**YOUR GOAL**
All of the records below should be output exactly.

**THE DATA**
— Begin —

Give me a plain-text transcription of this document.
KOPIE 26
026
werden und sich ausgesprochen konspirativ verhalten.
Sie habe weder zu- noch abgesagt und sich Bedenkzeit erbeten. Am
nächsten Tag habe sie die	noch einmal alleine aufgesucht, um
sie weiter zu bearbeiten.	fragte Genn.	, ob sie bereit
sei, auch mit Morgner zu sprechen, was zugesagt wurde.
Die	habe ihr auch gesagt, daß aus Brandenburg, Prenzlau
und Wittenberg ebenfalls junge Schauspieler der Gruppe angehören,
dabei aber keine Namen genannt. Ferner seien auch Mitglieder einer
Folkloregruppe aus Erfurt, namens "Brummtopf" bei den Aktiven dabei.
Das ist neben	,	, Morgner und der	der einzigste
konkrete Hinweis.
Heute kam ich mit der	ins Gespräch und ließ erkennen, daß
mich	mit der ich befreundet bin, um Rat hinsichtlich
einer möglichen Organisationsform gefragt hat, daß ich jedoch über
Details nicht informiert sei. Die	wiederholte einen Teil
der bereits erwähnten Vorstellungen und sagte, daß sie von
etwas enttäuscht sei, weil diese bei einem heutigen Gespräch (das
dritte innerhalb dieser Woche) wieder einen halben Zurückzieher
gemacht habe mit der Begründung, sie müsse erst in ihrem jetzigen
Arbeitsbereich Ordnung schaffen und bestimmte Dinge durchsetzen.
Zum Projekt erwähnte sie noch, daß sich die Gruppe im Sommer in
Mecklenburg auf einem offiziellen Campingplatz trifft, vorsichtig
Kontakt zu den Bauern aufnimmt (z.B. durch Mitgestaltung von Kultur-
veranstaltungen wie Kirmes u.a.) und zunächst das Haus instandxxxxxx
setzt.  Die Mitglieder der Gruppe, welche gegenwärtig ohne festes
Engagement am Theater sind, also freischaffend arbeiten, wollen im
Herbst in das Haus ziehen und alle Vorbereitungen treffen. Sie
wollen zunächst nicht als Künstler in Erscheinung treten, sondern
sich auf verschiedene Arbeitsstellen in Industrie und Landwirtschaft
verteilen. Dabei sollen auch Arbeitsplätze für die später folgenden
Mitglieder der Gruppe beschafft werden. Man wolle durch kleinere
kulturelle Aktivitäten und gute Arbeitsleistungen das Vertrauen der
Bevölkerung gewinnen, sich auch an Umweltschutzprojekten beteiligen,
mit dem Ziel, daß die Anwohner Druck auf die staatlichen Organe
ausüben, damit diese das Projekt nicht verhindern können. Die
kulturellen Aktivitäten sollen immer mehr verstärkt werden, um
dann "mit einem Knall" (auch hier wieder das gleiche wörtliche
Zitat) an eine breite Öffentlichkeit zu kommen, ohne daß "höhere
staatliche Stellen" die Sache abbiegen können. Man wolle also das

— End —

**RESULT**
Give me a plain-text transcription of this document.
KOPIE 26
026
werden und sich ausgesprochen konspirativ verhalten.
Sie habe weder zu- noch abgesagt und sich Bedenkzeit erbeten. Am
nächsten Tag habe sie die	noch einmal alleine aufgesucht, um
sie weiter zu bearbeiten.	fragte Genn.	, ob sie bereit
sei, auch mit Morgner zu sprechen, was zugesagt wurde.
Die	habe ihr auch gesagt, daß aus Brandenburg, Prenzlau
und Wittenberg ebenfalls junge Schauspieler der Gruppe angehören,
dabei aber keine Namen genannt. Ferner seien auch Mitglieder einer
Folkloregruppe aus Erfurt, namens "Brummtopf" bei den Aktiven dabei.
Das ist neben	,	, Morgner und der	der einzigste
konkrete Hinweis.
Heute kam ich mit der	ins Gespräch und ließ erkennen, daß
mich	mit der ich befreundet bin, um Rat hinsichtlich
einer möglichen Organisationsform gefragt hat, daß ich jedoch über
Details nicht informiert sei. Die	wiederholte einen Teil
der bereits erwähnten Vorstellungen und sagte, daß sie von
etwas enttäuscht sei, weil diese bei einem heutigen Gespräch (das
dritte innerhalb dieser Woche) wieder einen halben Zurückzieher
gemacht habe mit der Begründung, sie müsse erst in ihrem jetzigen
Arbeitsbereich Ordnung schaffen und bestimmte Dinge durchsetzen.
Zum Projekt erwähnte sie noch, daß sich die Gruppe im Sommer in
Mecklenburg auf einem offiziellen Campingplatz trifft, vorsichtig
Kontakt zu den Bauern aufnimmt (z.B. durch Mitgestaltung von Kultur-
veranstaltungen wie Kirmes u.a.) und zunächst das Haus instandxxxxxx
setzt.  Die Mitglieder der Gruppe, welche gegenwärtig ohne festes
Engagement am Theater sind, also freischaffend arbeiten, wollen im
Herbst in das Haus ziehen und alle Vorbereitungen treffen. Sie
wollen zunächst nicht als Künstler in Erscheinung treten, sondern
sich auf verschiedene Arbeitsstellen in Industrie und Landwirtschaft
verteilen. Dabei sollen auch Arbeitsplätze für die später folgenden
Mitglieder der Gruppe beschafft werden. Man wolle durch kleinere
kulturelle Aktivitäten und gute Arbeitsleistungen das Vertrauen der
Bevölkerung gewinnen, sich auch an Umweltschutzprojekten beteiligen,
mit dem Ziel, daß die Anwohner Druck auf die staatlichen Organe
ausüben, damit diese das Projekt nicht verhindern können. Die
kulturellen Aktivitäten sollen immer mehr verstärkt werden, um
dann "mit einem Knall" (auch hier wieder das gleiche wörtliche
Zitat) an eine breite Öffentlichkeit zu kommen, ohne daß "höhere
staatliche Stellen" die Sache abbiegen können. Man wolle also das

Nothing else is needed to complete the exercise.